Count every line where "JSON" shows up, and give that number only.

■ **Entries provided**:
◆ ◆ ◆ ◆ ◆ ◆ ◆

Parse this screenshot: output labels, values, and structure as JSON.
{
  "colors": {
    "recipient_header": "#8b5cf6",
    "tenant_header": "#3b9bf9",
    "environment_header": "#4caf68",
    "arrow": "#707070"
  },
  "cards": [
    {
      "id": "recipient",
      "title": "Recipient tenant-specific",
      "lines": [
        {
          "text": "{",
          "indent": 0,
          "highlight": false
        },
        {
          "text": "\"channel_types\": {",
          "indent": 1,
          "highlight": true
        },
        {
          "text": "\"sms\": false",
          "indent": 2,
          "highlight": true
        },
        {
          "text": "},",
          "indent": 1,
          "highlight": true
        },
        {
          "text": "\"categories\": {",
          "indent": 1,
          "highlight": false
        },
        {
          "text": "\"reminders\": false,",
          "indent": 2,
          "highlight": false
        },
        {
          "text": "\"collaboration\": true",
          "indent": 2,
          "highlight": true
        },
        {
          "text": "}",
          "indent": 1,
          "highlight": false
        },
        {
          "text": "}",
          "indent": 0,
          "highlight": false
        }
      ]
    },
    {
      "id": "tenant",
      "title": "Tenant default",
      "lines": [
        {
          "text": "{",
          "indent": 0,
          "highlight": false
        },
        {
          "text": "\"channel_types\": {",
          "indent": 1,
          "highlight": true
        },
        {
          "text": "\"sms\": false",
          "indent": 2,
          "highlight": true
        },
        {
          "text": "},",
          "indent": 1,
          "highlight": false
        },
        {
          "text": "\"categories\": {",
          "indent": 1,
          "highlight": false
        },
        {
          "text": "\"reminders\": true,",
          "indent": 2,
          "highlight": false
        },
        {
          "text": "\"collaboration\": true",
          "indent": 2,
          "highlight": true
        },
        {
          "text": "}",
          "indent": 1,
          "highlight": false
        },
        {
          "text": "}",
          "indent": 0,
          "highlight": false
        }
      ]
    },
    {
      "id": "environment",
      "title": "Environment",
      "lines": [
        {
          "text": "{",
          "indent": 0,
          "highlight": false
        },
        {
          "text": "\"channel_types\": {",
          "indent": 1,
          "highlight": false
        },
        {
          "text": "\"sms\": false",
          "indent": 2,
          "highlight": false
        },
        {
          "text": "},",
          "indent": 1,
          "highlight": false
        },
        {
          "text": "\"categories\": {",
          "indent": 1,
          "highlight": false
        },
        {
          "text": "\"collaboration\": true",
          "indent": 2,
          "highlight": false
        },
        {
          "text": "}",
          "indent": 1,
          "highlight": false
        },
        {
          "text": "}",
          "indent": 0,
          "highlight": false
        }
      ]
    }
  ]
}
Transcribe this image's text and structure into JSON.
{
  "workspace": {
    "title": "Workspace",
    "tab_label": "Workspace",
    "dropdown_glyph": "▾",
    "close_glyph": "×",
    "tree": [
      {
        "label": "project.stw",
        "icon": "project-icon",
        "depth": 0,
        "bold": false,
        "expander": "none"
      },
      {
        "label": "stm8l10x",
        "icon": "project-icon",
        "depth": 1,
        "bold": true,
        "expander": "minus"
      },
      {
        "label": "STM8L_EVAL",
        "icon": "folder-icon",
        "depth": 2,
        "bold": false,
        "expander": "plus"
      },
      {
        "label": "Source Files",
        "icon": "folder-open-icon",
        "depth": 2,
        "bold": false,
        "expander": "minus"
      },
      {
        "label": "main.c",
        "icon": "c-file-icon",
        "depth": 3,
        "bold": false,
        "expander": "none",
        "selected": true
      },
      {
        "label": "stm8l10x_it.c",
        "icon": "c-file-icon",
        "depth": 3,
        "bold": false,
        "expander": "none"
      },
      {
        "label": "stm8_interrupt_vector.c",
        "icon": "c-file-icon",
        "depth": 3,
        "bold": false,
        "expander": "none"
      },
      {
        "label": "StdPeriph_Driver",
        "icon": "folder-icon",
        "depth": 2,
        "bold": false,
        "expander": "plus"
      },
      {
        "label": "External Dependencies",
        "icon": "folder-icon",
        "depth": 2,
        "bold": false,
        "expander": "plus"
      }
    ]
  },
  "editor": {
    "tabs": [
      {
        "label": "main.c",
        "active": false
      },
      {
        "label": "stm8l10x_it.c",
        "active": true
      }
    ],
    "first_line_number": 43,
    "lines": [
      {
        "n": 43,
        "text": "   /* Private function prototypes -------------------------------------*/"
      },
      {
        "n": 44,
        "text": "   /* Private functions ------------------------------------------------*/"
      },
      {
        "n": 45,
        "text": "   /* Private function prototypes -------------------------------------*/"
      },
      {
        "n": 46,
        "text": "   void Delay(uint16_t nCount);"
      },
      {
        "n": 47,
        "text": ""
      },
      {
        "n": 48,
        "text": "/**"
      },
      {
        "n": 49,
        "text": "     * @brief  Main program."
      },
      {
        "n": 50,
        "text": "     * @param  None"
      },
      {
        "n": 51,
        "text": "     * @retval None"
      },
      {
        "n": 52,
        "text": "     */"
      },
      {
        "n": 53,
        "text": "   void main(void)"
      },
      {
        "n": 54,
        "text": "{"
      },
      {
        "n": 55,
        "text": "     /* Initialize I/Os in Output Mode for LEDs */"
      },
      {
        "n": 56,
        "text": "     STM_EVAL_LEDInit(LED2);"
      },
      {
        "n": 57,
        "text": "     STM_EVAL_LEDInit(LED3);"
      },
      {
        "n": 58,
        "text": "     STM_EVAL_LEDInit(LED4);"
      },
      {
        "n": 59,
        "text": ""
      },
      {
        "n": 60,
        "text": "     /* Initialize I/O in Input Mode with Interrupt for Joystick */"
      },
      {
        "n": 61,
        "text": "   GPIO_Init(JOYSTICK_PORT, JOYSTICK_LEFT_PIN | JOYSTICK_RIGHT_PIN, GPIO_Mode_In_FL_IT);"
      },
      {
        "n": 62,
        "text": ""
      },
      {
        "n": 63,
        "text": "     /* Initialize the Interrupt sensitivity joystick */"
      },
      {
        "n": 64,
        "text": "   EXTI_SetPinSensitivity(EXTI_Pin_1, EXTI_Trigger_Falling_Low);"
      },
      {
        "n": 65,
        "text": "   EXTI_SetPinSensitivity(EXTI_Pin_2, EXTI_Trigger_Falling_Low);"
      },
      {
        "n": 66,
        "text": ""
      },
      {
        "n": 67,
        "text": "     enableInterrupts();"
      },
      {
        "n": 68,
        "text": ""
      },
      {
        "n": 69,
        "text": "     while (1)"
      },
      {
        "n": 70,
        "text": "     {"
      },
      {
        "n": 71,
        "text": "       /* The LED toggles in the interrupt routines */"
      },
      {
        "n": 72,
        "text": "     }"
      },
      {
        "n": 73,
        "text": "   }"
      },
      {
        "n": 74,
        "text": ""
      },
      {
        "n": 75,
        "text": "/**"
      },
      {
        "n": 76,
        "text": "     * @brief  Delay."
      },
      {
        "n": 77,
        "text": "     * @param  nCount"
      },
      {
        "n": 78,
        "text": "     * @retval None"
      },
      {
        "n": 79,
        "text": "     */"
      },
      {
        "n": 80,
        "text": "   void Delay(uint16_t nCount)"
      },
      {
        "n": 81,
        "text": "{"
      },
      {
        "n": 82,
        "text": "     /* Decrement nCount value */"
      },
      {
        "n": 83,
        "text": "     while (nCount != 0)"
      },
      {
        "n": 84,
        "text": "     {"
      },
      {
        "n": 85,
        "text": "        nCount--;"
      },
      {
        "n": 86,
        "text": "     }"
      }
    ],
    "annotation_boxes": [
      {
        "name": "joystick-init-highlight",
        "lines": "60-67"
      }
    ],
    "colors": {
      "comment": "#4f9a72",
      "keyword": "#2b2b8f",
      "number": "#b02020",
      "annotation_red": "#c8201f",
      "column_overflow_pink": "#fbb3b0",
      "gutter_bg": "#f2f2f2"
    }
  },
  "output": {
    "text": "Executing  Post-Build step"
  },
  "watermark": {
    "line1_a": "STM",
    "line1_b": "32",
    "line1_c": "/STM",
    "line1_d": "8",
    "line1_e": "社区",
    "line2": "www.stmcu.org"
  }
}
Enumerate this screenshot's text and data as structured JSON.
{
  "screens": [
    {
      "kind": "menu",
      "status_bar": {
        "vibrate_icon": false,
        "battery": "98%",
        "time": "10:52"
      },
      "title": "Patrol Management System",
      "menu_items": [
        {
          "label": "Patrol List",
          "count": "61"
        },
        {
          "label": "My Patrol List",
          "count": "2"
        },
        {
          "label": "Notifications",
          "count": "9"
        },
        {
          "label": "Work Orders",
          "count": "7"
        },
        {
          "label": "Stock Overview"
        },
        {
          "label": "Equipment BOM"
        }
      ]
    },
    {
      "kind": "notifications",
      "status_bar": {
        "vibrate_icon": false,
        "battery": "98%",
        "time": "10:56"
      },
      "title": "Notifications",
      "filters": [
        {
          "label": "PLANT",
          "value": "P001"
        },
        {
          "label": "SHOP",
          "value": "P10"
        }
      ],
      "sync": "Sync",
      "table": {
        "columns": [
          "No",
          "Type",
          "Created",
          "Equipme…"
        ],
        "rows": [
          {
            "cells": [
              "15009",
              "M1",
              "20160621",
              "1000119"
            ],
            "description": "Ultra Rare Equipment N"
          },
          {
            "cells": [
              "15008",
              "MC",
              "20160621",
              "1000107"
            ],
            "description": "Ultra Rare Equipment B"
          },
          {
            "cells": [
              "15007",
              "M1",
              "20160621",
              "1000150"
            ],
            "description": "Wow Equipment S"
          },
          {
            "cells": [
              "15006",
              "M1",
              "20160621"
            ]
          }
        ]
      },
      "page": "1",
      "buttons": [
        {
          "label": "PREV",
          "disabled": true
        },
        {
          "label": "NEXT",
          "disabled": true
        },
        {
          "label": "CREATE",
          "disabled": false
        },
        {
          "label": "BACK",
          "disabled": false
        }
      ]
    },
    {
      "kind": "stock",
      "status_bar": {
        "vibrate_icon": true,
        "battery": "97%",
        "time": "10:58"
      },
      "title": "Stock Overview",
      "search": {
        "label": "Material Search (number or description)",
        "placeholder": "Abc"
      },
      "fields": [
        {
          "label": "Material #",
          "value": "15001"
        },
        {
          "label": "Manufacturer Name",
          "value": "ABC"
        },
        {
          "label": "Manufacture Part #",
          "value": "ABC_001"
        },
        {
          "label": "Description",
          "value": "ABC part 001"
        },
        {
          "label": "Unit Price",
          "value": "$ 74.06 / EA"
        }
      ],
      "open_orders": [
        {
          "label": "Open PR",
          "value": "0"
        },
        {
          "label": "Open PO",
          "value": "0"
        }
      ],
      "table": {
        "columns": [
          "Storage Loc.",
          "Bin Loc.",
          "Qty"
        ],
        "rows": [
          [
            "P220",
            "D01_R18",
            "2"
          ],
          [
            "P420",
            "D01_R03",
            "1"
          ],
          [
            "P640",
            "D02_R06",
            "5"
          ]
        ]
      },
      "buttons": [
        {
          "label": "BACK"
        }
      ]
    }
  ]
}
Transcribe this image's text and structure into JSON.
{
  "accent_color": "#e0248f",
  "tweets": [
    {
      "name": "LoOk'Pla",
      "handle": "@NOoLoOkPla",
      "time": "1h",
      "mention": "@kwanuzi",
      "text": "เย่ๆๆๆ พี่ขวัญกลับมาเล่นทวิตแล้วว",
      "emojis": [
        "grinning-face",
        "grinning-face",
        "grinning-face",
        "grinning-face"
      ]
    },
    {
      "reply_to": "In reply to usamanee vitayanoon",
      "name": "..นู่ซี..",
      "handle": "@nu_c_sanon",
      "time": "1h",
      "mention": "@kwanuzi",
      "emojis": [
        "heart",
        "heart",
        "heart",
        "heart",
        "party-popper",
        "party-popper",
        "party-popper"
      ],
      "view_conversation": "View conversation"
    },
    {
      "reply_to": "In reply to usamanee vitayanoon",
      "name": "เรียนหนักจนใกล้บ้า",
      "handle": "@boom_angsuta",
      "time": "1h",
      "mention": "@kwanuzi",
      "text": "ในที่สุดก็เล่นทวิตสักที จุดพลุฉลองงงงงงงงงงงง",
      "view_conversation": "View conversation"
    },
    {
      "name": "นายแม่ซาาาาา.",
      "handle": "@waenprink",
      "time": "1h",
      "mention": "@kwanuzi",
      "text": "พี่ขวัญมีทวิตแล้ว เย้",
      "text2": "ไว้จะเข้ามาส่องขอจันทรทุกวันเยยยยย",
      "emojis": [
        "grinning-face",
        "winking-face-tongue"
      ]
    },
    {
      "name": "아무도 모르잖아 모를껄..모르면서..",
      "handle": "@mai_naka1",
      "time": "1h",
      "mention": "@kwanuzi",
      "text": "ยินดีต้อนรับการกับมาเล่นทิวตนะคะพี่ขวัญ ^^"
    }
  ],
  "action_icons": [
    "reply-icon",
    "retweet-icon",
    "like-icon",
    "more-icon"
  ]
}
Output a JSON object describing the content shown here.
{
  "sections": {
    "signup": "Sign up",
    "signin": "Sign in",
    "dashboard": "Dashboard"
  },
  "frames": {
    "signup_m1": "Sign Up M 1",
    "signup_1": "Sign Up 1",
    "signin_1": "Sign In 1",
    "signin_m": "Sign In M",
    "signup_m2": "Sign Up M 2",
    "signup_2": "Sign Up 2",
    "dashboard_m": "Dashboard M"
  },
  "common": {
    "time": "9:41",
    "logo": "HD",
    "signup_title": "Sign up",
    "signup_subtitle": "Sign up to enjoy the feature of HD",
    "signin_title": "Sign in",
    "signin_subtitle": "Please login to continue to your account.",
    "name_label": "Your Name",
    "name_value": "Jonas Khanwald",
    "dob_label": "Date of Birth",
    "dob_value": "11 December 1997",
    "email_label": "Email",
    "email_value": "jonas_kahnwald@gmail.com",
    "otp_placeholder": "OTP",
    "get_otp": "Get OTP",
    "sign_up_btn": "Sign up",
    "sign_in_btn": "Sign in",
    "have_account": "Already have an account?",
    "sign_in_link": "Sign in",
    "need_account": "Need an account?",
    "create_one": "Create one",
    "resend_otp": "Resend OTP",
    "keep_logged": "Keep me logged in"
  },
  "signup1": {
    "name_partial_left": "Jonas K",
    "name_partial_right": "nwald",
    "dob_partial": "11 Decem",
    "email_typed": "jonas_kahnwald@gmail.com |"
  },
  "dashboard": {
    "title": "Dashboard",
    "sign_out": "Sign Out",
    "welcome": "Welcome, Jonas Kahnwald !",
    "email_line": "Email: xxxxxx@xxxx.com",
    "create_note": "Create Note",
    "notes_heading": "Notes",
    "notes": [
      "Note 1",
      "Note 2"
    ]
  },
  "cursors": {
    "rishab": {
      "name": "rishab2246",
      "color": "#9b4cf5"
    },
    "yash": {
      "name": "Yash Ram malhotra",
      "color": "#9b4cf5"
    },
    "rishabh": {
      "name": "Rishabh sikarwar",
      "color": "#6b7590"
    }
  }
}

◆ ◆ ◆ ◆ ◆ ◆ ◆

■ **Result of the task**: 5